(Entries from a visual dataset)
· · · · · · ·
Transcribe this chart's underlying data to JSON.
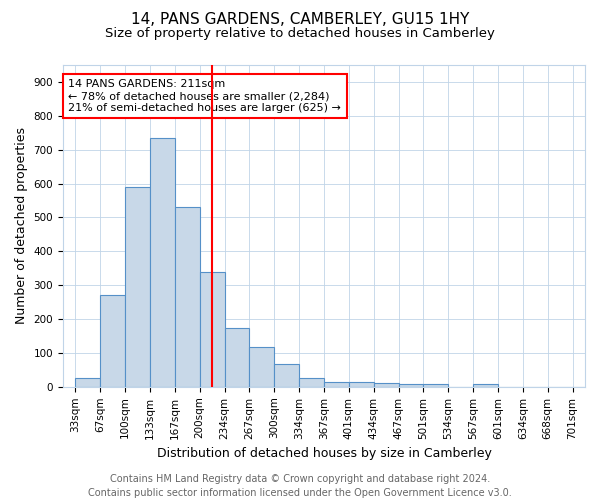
{
  "title": "14, PANS GARDENS, CAMBERLEY, GU15 1HY",
  "subtitle": "Size of property relative to detached houses in Camberley",
  "xlabel": "Distribution of detached houses by size in Camberley",
  "ylabel": "Number of detached properties",
  "footer_line1": "Contains HM Land Registry data © Crown copyright and database right 2024.",
  "footer_line2": "Contains public sector information licensed under the Open Government Licence v3.0.",
  "bin_labels": [
    "33sqm",
    "67sqm",
    "100sqm",
    "133sqm",
    "167sqm",
    "200sqm",
    "234sqm",
    "267sqm",
    "300sqm",
    "334sqm",
    "367sqm",
    "401sqm",
    "434sqm",
    "467sqm",
    "501sqm",
    "534sqm",
    "567sqm",
    "601sqm",
    "634sqm",
    "668sqm",
    "701sqm"
  ],
  "bar_heights": [
    27,
    270,
    590,
    735,
    530,
    340,
    175,
    117,
    67,
    25,
    15,
    13,
    10,
    8,
    7,
    0,
    7,
    0,
    0,
    0,
    0
  ],
  "bar_color": "#c8d8e8",
  "bar_edge_color": "#5590c8",
  "annotation_box_text": "14 PANS GARDENS: 211sqm\n← 78% of detached houses are smaller (2,284)\n21% of semi-detached houses are larger (625) →",
  "annotation_box_color": "white",
  "annotation_box_edge_color": "red",
  "vline_bin": 5.5,
  "vline_color": "red",
  "ylim": [
    0,
    950
  ],
  "yticks": [
    0,
    100,
    200,
    300,
    400,
    500,
    600,
    700,
    800,
    900
  ],
  "background_color": "white",
  "grid_color": "#c0d4e8",
  "title_fontsize": 11,
  "subtitle_fontsize": 9.5,
  "axis_label_fontsize": 9,
  "tick_fontsize": 7.5,
  "annotation_fontsize": 8,
  "footer_fontsize": 7
}
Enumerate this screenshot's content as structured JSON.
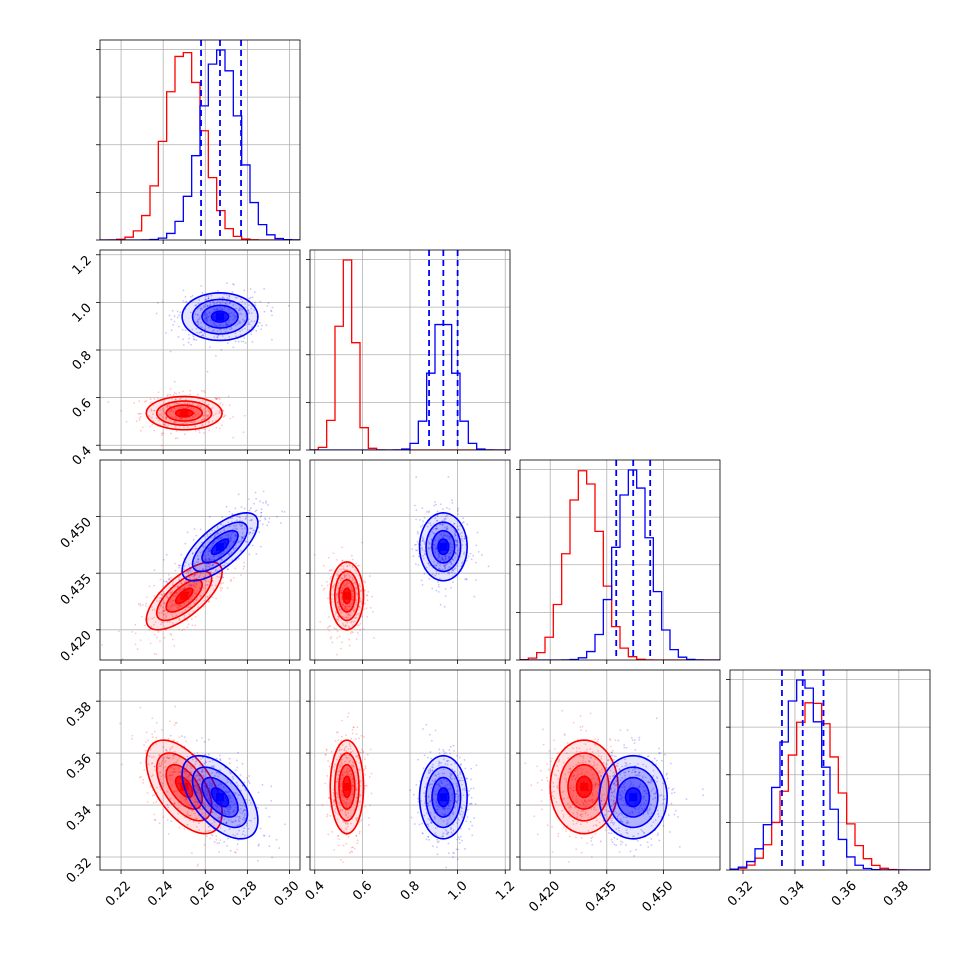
{
  "chart_data": {
    "type": "corner",
    "title": "",
    "parameters": [
      {
        "name": "",
        "range": [
          0.21,
          0.305
        ],
        "ticks": [
          0.22,
          0.24,
          0.26,
          0.28,
          0.3
        ],
        "tick_labels": [
          "0.22",
          "0.24",
          "0.26",
          "0.28",
          "0.30"
        ]
      },
      {
        "name": "",
        "range": [
          0.38,
          1.22
        ],
        "ticks": [
          0.4,
          0.6,
          0.8,
          1.0,
          1.2
        ],
        "tick_labels": [
          "0.4",
          "0.6",
          "0.8",
          "1.0",
          "1.2"
        ]
      },
      {
        "name": "",
        "range": [
          0.412,
          0.465
        ],
        "ticks": [
          0.42,
          0.435,
          0.45
        ],
        "tick_labels": [
          "0.420",
          "0.435",
          "0.450"
        ]
      },
      {
        "name": "",
        "range": [
          0.315,
          0.392
        ],
        "ticks": [
          0.32,
          0.34,
          0.36,
          0.38
        ],
        "tick_labels": [
          "0.32",
          "0.34",
          "0.36",
          "0.38"
        ]
      }
    ],
    "series": [
      {
        "name": "",
        "color": "#ff0000",
        "means": [
          0.25,
          0.535,
          0.429,
          0.347
        ],
        "sds": [
          0.009,
          0.035,
          0.0045,
          0.009
        ]
      },
      {
        "name": "",
        "color": "#0000ff",
        "means": [
          0.267,
          0.94,
          0.442,
          0.343
        ],
        "sds": [
          0.009,
          0.05,
          0.0045,
          0.008
        ]
      }
    ],
    "correlations": [
      {
        "pair": [
          0,
          2
        ],
        "rho": [
          0.7,
          0.7
        ]
      },
      {
        "pair": [
          0,
          3
        ],
        "rho": [
          -0.55,
          -0.55
        ]
      }
    ],
    "quantile_lines": {
      "color": "#0000ff",
      "style": "dashed",
      "values": [
        [
          0.258,
          0.267,
          0.277
        ],
        [
          0.88,
          0.94,
          1.0
        ],
        [
          0.4375,
          0.442,
          0.4465
        ],
        [
          0.335,
          0.343,
          0.351
        ]
      ]
    },
    "grid": true
  }
}
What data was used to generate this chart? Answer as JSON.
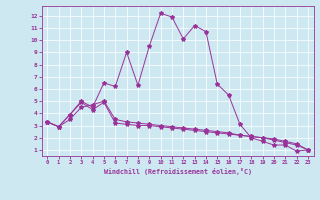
{
  "xlabel": "Windchill (Refroidissement éolien,°C)",
  "bg_color": "#cde8f0",
  "line_color": "#993399",
  "x_ticks": [
    0,
    1,
    2,
    3,
    4,
    5,
    6,
    7,
    8,
    9,
    10,
    11,
    12,
    13,
    14,
    15,
    16,
    17,
    18,
    19,
    20,
    21,
    22,
    23
  ],
  "y_ticks": [
    1,
    2,
    3,
    4,
    5,
    6,
    7,
    8,
    9,
    10,
    11,
    12
  ],
  "ylim": [
    0.5,
    12.8
  ],
  "xlim": [
    -0.5,
    23.5
  ],
  "line1_x": [
    0,
    1,
    2,
    3,
    4,
    5,
    6,
    7,
    8,
    9,
    10,
    11,
    12,
    13,
    14,
    15,
    16,
    17,
    18,
    19,
    20,
    21,
    22,
    23
  ],
  "line1_y": [
    3.3,
    2.9,
    3.9,
    5.0,
    4.5,
    6.5,
    6.2,
    9.0,
    6.3,
    9.5,
    12.2,
    11.9,
    10.1,
    11.2,
    10.7,
    6.4,
    5.5,
    3.1,
    2.0,
    1.7,
    1.4,
    1.4,
    0.9,
    1.0
  ],
  "line2_x": [
    0,
    1,
    2,
    3,
    4,
    5,
    6,
    7,
    8,
    9,
    10,
    11,
    12,
    13,
    14,
    15,
    16,
    17,
    18,
    19,
    20,
    21,
    22,
    23
  ],
  "line2_y": [
    3.3,
    2.9,
    3.9,
    4.9,
    4.3,
    4.9,
    3.2,
    3.1,
    3.0,
    3.0,
    2.9,
    2.8,
    2.7,
    2.6,
    2.5,
    2.4,
    2.3,
    2.2,
    2.1,
    2.0,
    1.9,
    1.7,
    1.5,
    1.0
  ],
  "line3_x": [
    0,
    1,
    2,
    3,
    4,
    5,
    6,
    7,
    8,
    9,
    10,
    11,
    12,
    13,
    14,
    15,
    16,
    17,
    18,
    19,
    20,
    21,
    22,
    23
  ],
  "line3_y": [
    3.3,
    2.9,
    3.5,
    4.5,
    4.7,
    5.0,
    3.5,
    3.3,
    3.2,
    3.1,
    3.0,
    2.9,
    2.8,
    2.7,
    2.6,
    2.5,
    2.4,
    2.2,
    2.1,
    2.0,
    1.8,
    1.6,
    1.4,
    1.0
  ]
}
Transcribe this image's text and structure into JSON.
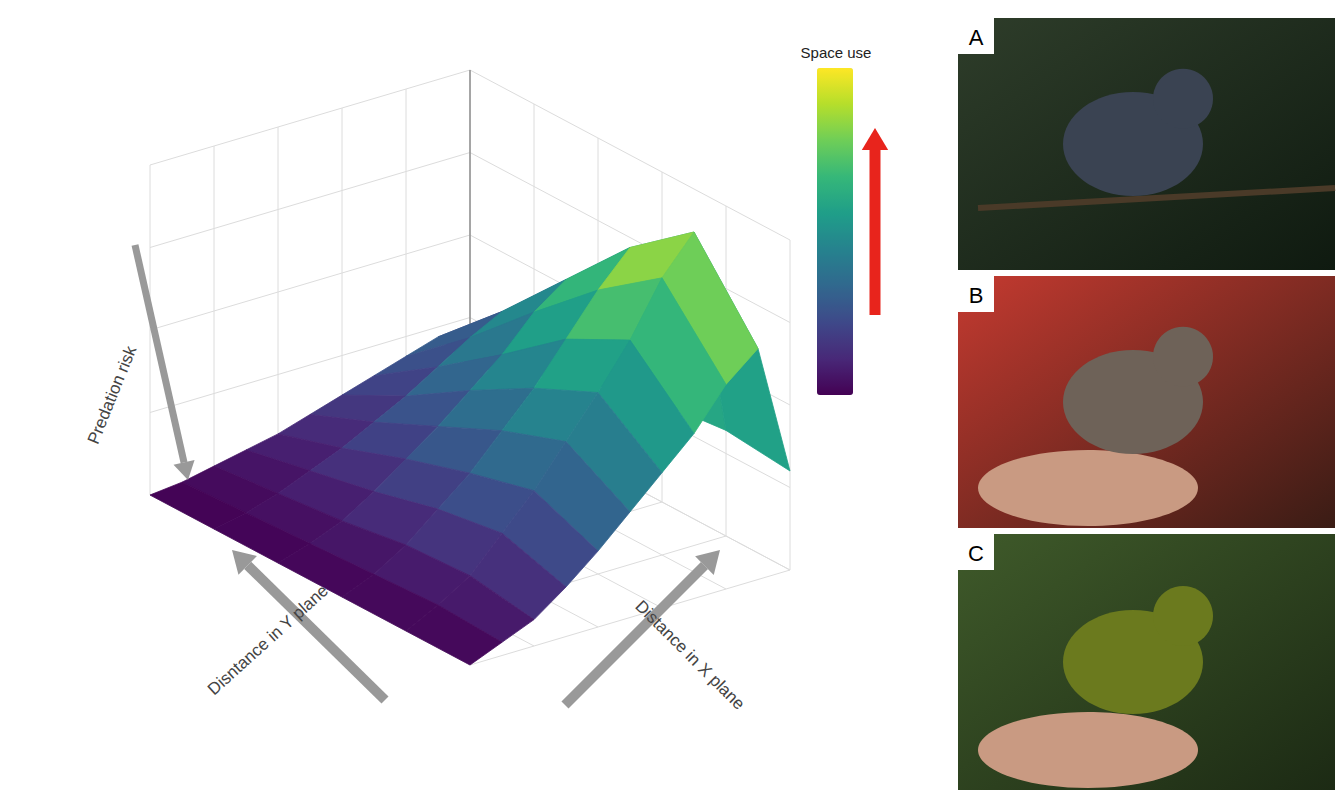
{
  "chart_data": {
    "type": "surface3d",
    "x": [
      0,
      0.1,
      0.2,
      0.3,
      0.4,
      0.5,
      0.6,
      0.7,
      0.8,
      0.9,
      1
    ],
    "y": [
      0,
      0.2,
      0.4,
      0.6,
      0.8,
      1
    ],
    "z": [
      [
        0,
        0.04,
        0.08,
        0.15,
        0.23,
        0.32,
        0.41,
        0.5,
        0.62,
        0.7,
        0.3
      ],
      [
        0,
        0.05,
        0.11,
        0.21,
        0.31,
        0.43,
        0.55,
        0.68,
        0.84,
        0.95,
        0.32
      ],
      [
        0,
        0.04,
        0.1,
        0.18,
        0.26,
        0.36,
        0.46,
        0.58,
        0.7,
        0.8,
        0.3
      ],
      [
        0,
        0.03,
        0.07,
        0.13,
        0.2,
        0.27,
        0.35,
        0.43,
        0.53,
        0.6,
        0.25
      ],
      [
        0,
        0.02,
        0.05,
        0.09,
        0.13,
        0.18,
        0.23,
        0.29,
        0.35,
        0.4,
        0.18
      ],
      [
        0,
        0.01,
        0.03,
        0.05,
        0.07,
        0.1,
        0.13,
        0.16,
        0.19,
        0.22,
        0.1
      ]
    ],
    "xlim": [
      0,
      1
    ],
    "ylim": [
      0,
      1
    ],
    "zlim": [
      0,
      1
    ],
    "xticks": [
      0,
      0.2,
      0.4,
      0.6,
      0.8,
      1
    ],
    "yticks": [
      0,
      0.2,
      0.4,
      0.6,
      0.8,
      1
    ],
    "zticks": [
      0,
      0.25,
      0.5,
      0.75,
      1
    ],
    "x_label": "Distance in X plane",
    "y_label": "Disntance in Y plane",
    "z_label": "Predation risk",
    "colorbar": {
      "title": "Space use",
      "range": [
        0,
        1
      ]
    },
    "tick_labels": false,
    "grid": true
  },
  "panels": [
    {
      "label": "A"
    },
    {
      "label": "B"
    },
    {
      "label": "C"
    }
  ]
}
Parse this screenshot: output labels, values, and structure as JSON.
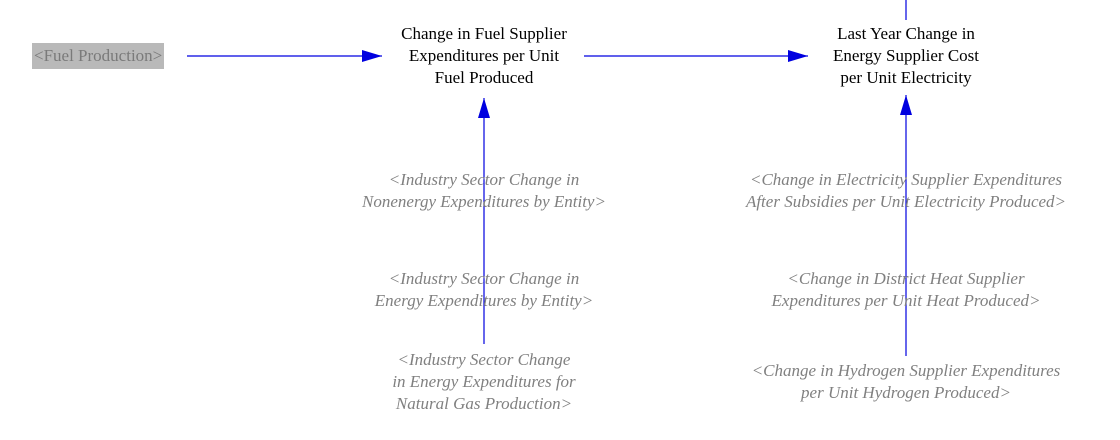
{
  "colors": {
    "arrow": "#0000e0",
    "variable_text": "#000000",
    "shadow_text": "#808080",
    "shadow_box_bg": "#b9b9b9"
  },
  "nodes": {
    "fuel_production": {
      "lines": [
        "<Fuel Production>"
      ]
    },
    "change_fuel_supplier": {
      "lines": [
        "Change in Fuel Supplier",
        "Expenditures per Unit",
        "Fuel Produced"
      ]
    },
    "last_year_change": {
      "lines": [
        "Last Year Change in",
        "Energy Supplier Cost",
        "per Unit Electricity"
      ]
    },
    "industry_nonenergy": {
      "lines": [
        "<Industry Sector Change in",
        "Nonenergy Expenditures by Entity>"
      ]
    },
    "industry_energy": {
      "lines": [
        "<Industry Sector Change in",
        "Energy Expenditures by Entity>"
      ]
    },
    "industry_natgas": {
      "lines": [
        "<Industry Sector Change",
        "in Energy Expenditures for",
        "Natural Gas Production>"
      ]
    },
    "electricity_supplier": {
      "lines": [
        "<Change in Electricity Supplier Expenditures",
        "After Subsidies per Unit Electricity Produced>"
      ]
    },
    "district_heat": {
      "lines": [
        "<Change in District Heat Supplier",
        "Expenditures per Unit Heat Produced>"
      ]
    },
    "hydrogen_supplier": {
      "lines": [
        "<Change in Hydrogen Supplier Expenditures",
        "per Unit Hydrogen Produced>"
      ]
    }
  }
}
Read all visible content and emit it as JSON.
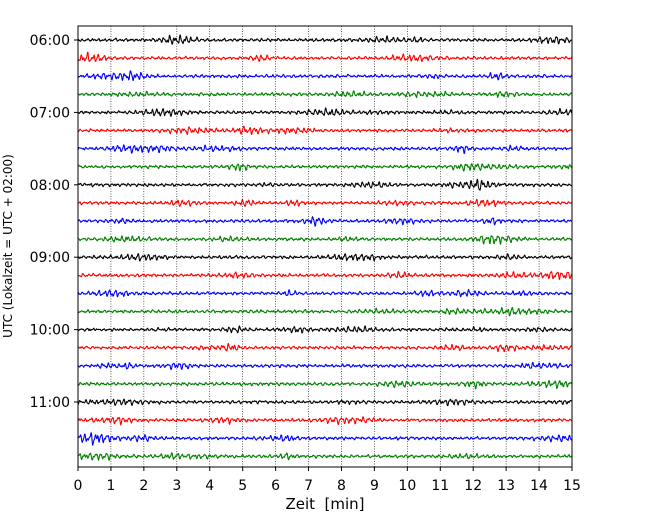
{
  "chart_data": {
    "type": "line",
    "title": "",
    "xlabel": "Zeit  [min]",
    "ylabel": "UTC (Lokalzeit = UTC + 02:00)",
    "xlim": [
      0,
      15
    ],
    "x_ticks": [
      "0",
      "1",
      "2",
      "3",
      "4",
      "5",
      "6",
      "7",
      "8",
      "9",
      "10",
      "11",
      "12",
      "13",
      "14",
      "15"
    ],
    "y_ticks": [
      "06:00",
      "07:00",
      "08:00",
      "09:00",
      "10:00",
      "11:00"
    ],
    "grid": "vertical dotted at each minute",
    "colors": [
      "#000000",
      "#ff0000",
      "#0000ff",
      "#008000"
    ],
    "traces": [
      {
        "start": "06:00",
        "color": "#000000"
      },
      {
        "start": "06:15",
        "color": "#ff0000"
      },
      {
        "start": "06:30",
        "color": "#0000ff"
      },
      {
        "start": "06:45",
        "color": "#008000"
      },
      {
        "start": "07:00",
        "color": "#000000"
      },
      {
        "start": "07:15",
        "color": "#ff0000"
      },
      {
        "start": "07:30",
        "color": "#0000ff"
      },
      {
        "start": "07:45",
        "color": "#008000"
      },
      {
        "start": "08:00",
        "color": "#000000"
      },
      {
        "start": "08:15",
        "color": "#ff0000"
      },
      {
        "start": "08:30",
        "color": "#0000ff"
      },
      {
        "start": "08:45",
        "color": "#008000"
      },
      {
        "start": "09:00",
        "color": "#000000"
      },
      {
        "start": "09:15",
        "color": "#ff0000"
      },
      {
        "start": "09:30",
        "color": "#0000ff"
      },
      {
        "start": "09:45",
        "color": "#008000"
      },
      {
        "start": "10:00",
        "color": "#000000"
      },
      {
        "start": "10:15",
        "color": "#ff0000"
      },
      {
        "start": "10:30",
        "color": "#0000ff"
      },
      {
        "start": "10:45",
        "color": "#008000"
      },
      {
        "start": "11:00",
        "color": "#000000"
      },
      {
        "start": "11:15",
        "color": "#ff0000"
      },
      {
        "start": "11:30",
        "color": "#0000ff"
      },
      {
        "start": "11:45",
        "color": "#008000"
      }
    ]
  }
}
· · · · · · ·
• **What is expected**
List all lines where "content" occurs.

• **Reply to the exercise**
Enumerate this screenshot's content as structured JSON.
Read all visible content and emit it as JSON.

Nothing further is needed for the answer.